• **WRITTEN TASK**
Extract every line below, verbatim.

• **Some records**
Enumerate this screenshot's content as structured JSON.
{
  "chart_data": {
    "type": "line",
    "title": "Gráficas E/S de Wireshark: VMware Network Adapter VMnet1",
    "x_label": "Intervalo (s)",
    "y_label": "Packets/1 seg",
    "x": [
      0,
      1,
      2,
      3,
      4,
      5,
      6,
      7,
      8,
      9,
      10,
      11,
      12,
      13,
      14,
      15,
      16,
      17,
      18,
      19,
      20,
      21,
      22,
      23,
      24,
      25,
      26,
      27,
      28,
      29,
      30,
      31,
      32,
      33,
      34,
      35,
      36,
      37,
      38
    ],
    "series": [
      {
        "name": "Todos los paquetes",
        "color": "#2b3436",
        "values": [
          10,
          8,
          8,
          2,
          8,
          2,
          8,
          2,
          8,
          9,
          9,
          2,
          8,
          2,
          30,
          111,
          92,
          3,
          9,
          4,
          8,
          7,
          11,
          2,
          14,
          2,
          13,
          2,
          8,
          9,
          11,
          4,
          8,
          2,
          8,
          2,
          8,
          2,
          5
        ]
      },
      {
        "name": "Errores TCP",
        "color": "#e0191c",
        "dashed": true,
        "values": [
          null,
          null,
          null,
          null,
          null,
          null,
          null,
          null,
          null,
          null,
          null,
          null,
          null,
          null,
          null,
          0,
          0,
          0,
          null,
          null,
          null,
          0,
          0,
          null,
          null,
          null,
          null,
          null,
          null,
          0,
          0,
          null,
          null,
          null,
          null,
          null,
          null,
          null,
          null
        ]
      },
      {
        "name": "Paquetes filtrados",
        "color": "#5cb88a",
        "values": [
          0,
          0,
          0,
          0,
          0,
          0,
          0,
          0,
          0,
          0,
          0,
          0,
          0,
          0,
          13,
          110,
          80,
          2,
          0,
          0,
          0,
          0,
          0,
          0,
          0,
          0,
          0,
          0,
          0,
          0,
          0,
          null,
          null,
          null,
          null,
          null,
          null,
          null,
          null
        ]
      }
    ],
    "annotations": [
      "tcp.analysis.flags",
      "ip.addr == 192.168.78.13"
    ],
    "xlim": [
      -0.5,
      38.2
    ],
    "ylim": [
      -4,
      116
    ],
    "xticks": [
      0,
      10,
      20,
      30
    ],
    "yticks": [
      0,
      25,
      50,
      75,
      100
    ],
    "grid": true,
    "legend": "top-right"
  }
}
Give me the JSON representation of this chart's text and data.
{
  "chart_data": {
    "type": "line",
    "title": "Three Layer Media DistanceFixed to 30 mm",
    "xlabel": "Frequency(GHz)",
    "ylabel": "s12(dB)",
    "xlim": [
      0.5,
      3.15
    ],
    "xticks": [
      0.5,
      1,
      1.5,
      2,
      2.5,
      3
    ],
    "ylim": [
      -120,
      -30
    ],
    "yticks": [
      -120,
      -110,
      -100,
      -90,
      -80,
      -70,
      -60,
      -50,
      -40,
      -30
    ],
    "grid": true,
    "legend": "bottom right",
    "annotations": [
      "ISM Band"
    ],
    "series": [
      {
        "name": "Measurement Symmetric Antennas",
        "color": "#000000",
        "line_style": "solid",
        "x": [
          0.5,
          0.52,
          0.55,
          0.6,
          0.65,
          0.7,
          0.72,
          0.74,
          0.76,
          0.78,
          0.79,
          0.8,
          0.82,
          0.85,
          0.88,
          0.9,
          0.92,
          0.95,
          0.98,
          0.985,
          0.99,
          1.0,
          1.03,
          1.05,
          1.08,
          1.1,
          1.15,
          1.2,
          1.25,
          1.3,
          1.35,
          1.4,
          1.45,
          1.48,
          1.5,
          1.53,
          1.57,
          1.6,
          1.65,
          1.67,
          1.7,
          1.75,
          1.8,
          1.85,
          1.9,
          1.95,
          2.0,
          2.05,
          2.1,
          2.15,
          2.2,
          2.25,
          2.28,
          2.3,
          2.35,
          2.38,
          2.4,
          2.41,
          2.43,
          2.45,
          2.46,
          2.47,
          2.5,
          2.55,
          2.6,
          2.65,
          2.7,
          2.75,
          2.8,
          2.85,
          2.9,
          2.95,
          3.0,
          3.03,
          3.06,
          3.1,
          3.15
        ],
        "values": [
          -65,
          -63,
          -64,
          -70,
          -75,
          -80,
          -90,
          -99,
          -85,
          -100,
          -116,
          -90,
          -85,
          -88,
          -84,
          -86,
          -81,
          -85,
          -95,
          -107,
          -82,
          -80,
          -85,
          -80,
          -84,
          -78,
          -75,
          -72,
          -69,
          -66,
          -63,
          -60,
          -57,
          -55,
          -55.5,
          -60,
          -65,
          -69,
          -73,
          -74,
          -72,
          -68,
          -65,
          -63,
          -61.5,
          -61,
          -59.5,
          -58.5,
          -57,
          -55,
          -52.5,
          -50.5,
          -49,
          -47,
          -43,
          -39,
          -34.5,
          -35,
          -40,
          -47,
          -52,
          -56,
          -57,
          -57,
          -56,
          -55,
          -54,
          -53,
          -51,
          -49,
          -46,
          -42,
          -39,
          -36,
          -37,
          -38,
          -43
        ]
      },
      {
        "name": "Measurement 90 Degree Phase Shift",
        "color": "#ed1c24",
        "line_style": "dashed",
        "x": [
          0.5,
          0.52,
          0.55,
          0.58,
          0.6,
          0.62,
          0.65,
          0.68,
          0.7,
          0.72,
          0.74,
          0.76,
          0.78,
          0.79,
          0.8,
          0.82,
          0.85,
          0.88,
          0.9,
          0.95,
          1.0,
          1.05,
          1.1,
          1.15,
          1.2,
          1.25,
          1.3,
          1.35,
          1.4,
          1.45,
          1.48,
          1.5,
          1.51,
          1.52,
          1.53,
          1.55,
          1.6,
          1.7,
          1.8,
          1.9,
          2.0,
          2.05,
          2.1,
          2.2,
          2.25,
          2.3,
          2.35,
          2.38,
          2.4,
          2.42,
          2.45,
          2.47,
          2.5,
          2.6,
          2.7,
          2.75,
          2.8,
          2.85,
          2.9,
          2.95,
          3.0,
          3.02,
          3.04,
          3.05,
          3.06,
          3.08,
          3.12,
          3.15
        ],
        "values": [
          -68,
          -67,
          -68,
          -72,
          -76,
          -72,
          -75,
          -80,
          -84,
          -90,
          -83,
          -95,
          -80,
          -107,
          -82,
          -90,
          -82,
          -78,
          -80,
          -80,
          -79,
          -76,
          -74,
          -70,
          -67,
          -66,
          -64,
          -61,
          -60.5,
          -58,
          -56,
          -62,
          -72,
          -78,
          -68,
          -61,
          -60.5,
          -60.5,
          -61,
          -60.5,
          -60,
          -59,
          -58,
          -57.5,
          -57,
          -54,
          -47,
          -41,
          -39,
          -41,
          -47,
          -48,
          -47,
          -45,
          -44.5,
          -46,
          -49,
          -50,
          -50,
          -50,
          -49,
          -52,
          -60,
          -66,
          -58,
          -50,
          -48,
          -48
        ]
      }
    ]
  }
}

• **TASK OUTPUT**
Enumerate this screenshot's content as structured JSON.
{
  "chart_data": {
    "type": "line",
    "title": "Gráficas E/S de Wireshark: VMware Network Adapter VMnet1",
    "x_label": "Intervalo (s)",
    "y_label": "Packets/1 seg",
    "x": [
      0,
      1,
      2,
      3,
      4,
      5,
      6,
      7,
      8,
      9,
      10,
      11,
      12,
      13,
      14,
      15,
      16,
      17,
      18,
      19,
      20,
      21,
      22,
      23,
      24,
      25,
      26,
      27,
      28,
      29,
      30,
      31,
      32,
      33,
      34,
      35,
      36,
      37,
      38
    ],
    "series": [
      {
        "name": "Todos los paquetes",
        "color": "#2b3436",
        "values": [
          10,
          8,
          8,
          2,
          8,
          2,
          8,
          2,
          8,
          9,
          9,
          2,
          8,
          2,
          30,
          111,
          92,
          3,
          9,
          4,
          8,
          7,
          11,
          2,
          14,
          2,
          13,
          2,
          8,
          9,
          11,
          4,
          8,
          2,
          8,
          2,
          8,
          2,
          5
        ]
      },
      {
        "name": "Errores TCP",
        "color": "#e0191c",
        "dashed": true,
        "values": [
          null,
          null,
          null,
          null,
          null,
          null,
          null,
          null,
          null,
          null,
          null,
          null,
          null,
          null,
          null,
          0,
          0,
          0,
          null,
          null,
          null,
          0,
          0,
          null,
          null,
          null,
          null,
          null,
          null,
          0,
          0,
          null,
          null,
          null,
          null,
          null,
          null,
          null,
          null
        ]
      },
      {
        "name": "Paquetes filtrados",
        "color": "#5cb88a",
        "values": [
          0,
          0,
          0,
          0,
          0,
          0,
          0,
          0,
          0,
          0,
          0,
          0,
          0,
          0,
          13,
          110,
          80,
          2,
          0,
          0,
          0,
          0,
          0,
          0,
          0,
          0,
          0,
          0,
          0,
          0,
          0,
          null,
          null,
          null,
          null,
          null,
          null,
          null,
          null
        ]
      }
    ],
    "annotations": [
      "tcp.analysis.flags",
      "ip.addr == 192.168.78.13"
    ],
    "xlim": [
      -0.5,
      38.2
    ],
    "ylim": [
      -4,
      116
    ],
    "xticks": [
      0,
      10,
      20,
      30
    ],
    "yticks": [
      0,
      25,
      50,
      75,
      100
    ],
    "grid": true,
    "legend": "top-right"
  }
}
Give me the JSON representation of this chart's text and data.
{
  "chart_data": {
    "type": "line",
    "title": "Three Layer Media DistanceFixed to 30 mm",
    "xlabel": "Frequency(GHz)",
    "ylabel": "s12(dB)",
    "xlim": [
      0.5,
      3.15
    ],
    "xticks": [
      0.5,
      1,
      1.5,
      2,
      2.5,
      3
    ],
    "ylim": [
      -120,
      -30
    ],
    "yticks": [
      -120,
      -110,
      -100,
      -90,
      -80,
      -70,
      -60,
      -50,
      -40,
      -30
    ],
    "grid": true,
    "legend": "bottom right",
    "annotations": [
      "ISM Band"
    ],
    "series": [
      {
        "name": "Measurement Symmetric Antennas",
        "color": "#000000",
        "line_style": "solid",
        "x": [
          0.5,
          0.52,
          0.55,
          0.6,
          0.65,
          0.7,
          0.72,
          0.74,
          0.76,
          0.78,
          0.79,
          0.8,
          0.82,
          0.85,
          0.88,
          0.9,
          0.92,
          0.95,
          0.98,
          0.985,
          0.99,
          1.0,
          1.03,
          1.05,
          1.08,
          1.1,
          1.15,
          1.2,
          1.25,
          1.3,
          1.35,
          1.4,
          1.45,
          1.48,
          1.5,
          1.53,
          1.57,
          1.6,
          1.65,
          1.67,
          1.7,
          1.75,
          1.8,
          1.85,
          1.9,
          1.95,
          2.0,
          2.05,
          2.1,
          2.15,
          2.2,
          2.25,
          2.28,
          2.3,
          2.35,
          2.38,
          2.4,
          2.41,
          2.43,
          2.45,
          2.46,
          2.47,
          2.5,
          2.55,
          2.6,
          2.65,
          2.7,
          2.75,
          2.8,
          2.85,
          2.9,
          2.95,
          3.0,
          3.03,
          3.06,
          3.1,
          3.15
        ],
        "values": [
          -65,
          -63,
          -64,
          -70,
          -75,
          -80,
          -90,
          -99,
          -85,
          -100,
          -116,
          -90,
          -85,
          -88,
          -84,
          -86,
          -81,
          -85,
          -95,
          -107,
          -82,
          -80,
          -85,
          -80,
          -84,
          -78,
          -75,
          -72,
          -69,
          -66,
          -63,
          -60,
          -57,
          -55,
          -55.5,
          -60,
          -65,
          -69,
          -73,
          -74,
          -72,
          -68,
          -65,
          -63,
          -61.5,
          -61,
          -59.5,
          -58.5,
          -57,
          -55,
          -52.5,
          -50.5,
          -49,
          -47,
          -43,
          -39,
          -34.5,
          -35,
          -40,
          -47,
          -52,
          -56,
          -57,
          -57,
          -56,
          -55,
          -54,
          -53,
          -51,
          -49,
          -46,
          -42,
          -39,
          -36,
          -37,
          -38,
          -43
        ]
      },
      {
        "name": "Measurement 90 Degree Phase Shift",
        "color": "#ed1c24",
        "line_style": "dashed",
        "x": [
          0.5,
          0.52,
          0.55,
          0.58,
          0.6,
          0.62,
          0.65,
          0.68,
          0.7,
          0.72,
          0.74,
          0.76,
          0.78,
          0.79,
          0.8,
          0.82,
          0.85,
          0.88,
          0.9,
          0.95,
          1.0,
          1.05,
          1.1,
          1.15,
          1.2,
          1.25,
          1.3,
          1.35,
          1.4,
          1.45,
          1.48,
          1.5,
          1.51,
          1.52,
          1.53,
          1.55,
          1.6,
          1.7,
          1.8,
          1.9,
          2.0,
          2.05,
          2.1,
          2.2,
          2.25,
          2.3,
          2.35,
          2.38,
          2.4,
          2.42,
          2.45,
          2.47,
          2.5,
          2.6,
          2.7,
          2.75,
          2.8,
          2.85,
          2.9,
          2.95,
          3.0,
          3.02,
          3.04,
          3.05,
          3.06,
          3.08,
          3.12,
          3.15
        ],
        "values": [
          -68,
          -67,
          -68,
          -72,
          -76,
          -72,
          -75,
          -80,
          -84,
          -90,
          -83,
          -95,
          -80,
          -107,
          -82,
          -90,
          -82,
          -78,
          -80,
          -80,
          -79,
          -76,
          -74,
          -70,
          -67,
          -66,
          -64,
          -61,
          -60.5,
          -58,
          -56,
          -62,
          -72,
          -78,
          -68,
          -61,
          -60.5,
          -60.5,
          -61,
          -60.5,
          -60,
          -59,
          -58,
          -57.5,
          -57,
          -54,
          -47,
          -41,
          -39,
          -41,
          -47,
          -48,
          -47,
          -45,
          -44.5,
          -46,
          -49,
          -50,
          -50,
          -50,
          -49,
          -52,
          -60,
          -66,
          -58,
          -50,
          -48,
          -48
        ]
      }
    ]
  }
}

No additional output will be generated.